■ What to produce: Copy out the whole listing exactly as written, leaving the pictures behind.
# # # # #
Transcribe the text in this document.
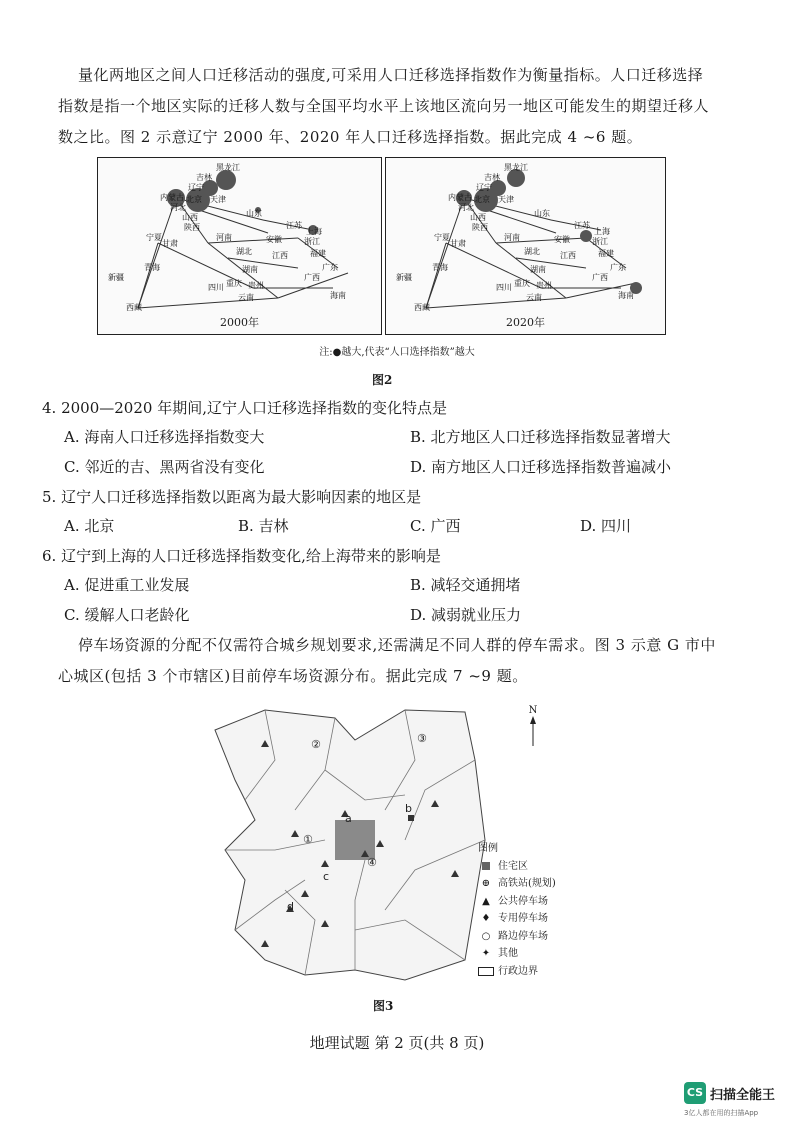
量化两地区之间人口迁移活动的强度,可采用人口迁移选择指数作为衡量指标。人口迁移选择
指数是指一个地区实际的迁移人数与全国平均水平上该地区流向另一地区可能发生的期望迁移人
数之比。图 2 示意辽宁 2000 年、2020 年人口迁移选择指数。据此完成 4 ~6 题。
黑龙江
吉林
辽宁
内蒙古 北京 天津
河北
山西
陕西
宁夏
甘肃
青海
新疆
西藏
河南
山东
江苏
安徽
上海
浙江
福建
湖北
湖南
江西
四川 重庆 贵州
云南
广西
广东
海南
2000年
黑龙江
吉林
辽宁
内蒙古 北京 天津
河北
山西
陕西
宁夏
甘肃
青海
新疆
西藏
河南
山东
江苏
安徽
上海
浙江
福建
湖北
湖南
江西
四川 重庆 贵州
云南
广西
广东
海南
2020年
注:●越大,代表“人口选择指数”越大
图2
4. 2000—2020 年期间,辽宁人口迁移选择指数的变化特点是
A. 海南人口迁移选择指数变大	B. 北方地区人口迁移选择指数显著增大
C. 邻近的吉、黑两省没有变化	D. 南方地区人口迁移选择指数普遍减小
5. 辽宁人口迁移选择指数以距离为最大影响因素的地区是
A. 北京	B. 吉林	C. 广西	D. 四川
6. 辽宁到上海的人口迁移选择指数变化,给上海带来的影响是
A. 促进重工业发展	B. 减轻交通拥堵
C. 缓解人口老龄化	D. 减弱就业压力
停车场资源的分配不仅需符合城乡规划要求,还需满足不同人群的停车需求。图 3 示意 G 市中
心城区(包括 3 个市辖区)目前停车场资源分布。据此完成 7 ~9 题。
①
②	③
④
a
b
c
d
N
图例
住宅区
⊕ 高铁站(规划)
▲ 公共停车场
♦ 专用停车场
○ 路边停车场
✦ 其他
行政边界
图3
地理试题 第 2 页(共 8 页)
CS 扫描全能王
3亿人都在用的扫描App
# # # # #
■ Written answer:
Transcribe the text in this document.
量化两地区之间人口迁移活动的强度,可采用人口迁移选择指数作为衡量指标。人口迁移选择
指数是指一个地区实际的迁移人数与全国平均水平上该地区流向另一地区可能发生的期望迁移人
数之比。图 2 示意辽宁 2000 年、2020 年人口迁移选择指数。据此完成 4 ~6 题。
黑龙江
吉林
辽宁
内蒙古 北京 天津
河北
山西
陕西
宁夏
甘肃
青海
新疆
西藏
河南
山东
江苏
安徽
上海
浙江
福建
湖北
湖南
江西
四川 重庆 贵州
云南
广西
广东
海南
2000年
黑龙江
吉林
辽宁
内蒙古 北京 天津
河北
山西
陕西
宁夏
甘肃
青海
新疆
西藏
河南
山东
江苏
安徽
上海
浙江
福建
湖北
湖南
江西
四川 重庆 贵州
云南
广西
广东
海南
2020年
注:●越大,代表“人口选择指数”越大
图2
4. 2000—2020 年期间,辽宁人口迁移选择指数的变化特点是
A. 海南人口迁移选择指数变大	B. 北方地区人口迁移选择指数显著增大
C. 邻近的吉、黑两省没有变化	D. 南方地区人口迁移选择指数普遍减小
5. 辽宁人口迁移选择指数以距离为最大影响因素的地区是
A. 北京	B. 吉林	C. 广西	D. 四川
6. 辽宁到上海的人口迁移选择指数变化,给上海带来的影响是
A. 促进重工业发展	B. 减轻交通拥堵
C. 缓解人口老龄化	D. 减弱就业压力
停车场资源的分配不仅需符合城乡规划要求,还需满足不同人群的停车需求。图 3 示意 G 市中
心城区(包括 3 个市辖区)目前停车场资源分布。据此完成 7 ~9 题。
①
②	③
④
a
b
c
d
N
图例
住宅区
⊕ 高铁站(规划)
▲ 公共停车场
♦ 专用停车场
○ 路边停车场
✦ 其他
行政边界
图3
地理试题 第 2 页(共 8 页)
CS 扫描全能王
3亿人都在用的扫描App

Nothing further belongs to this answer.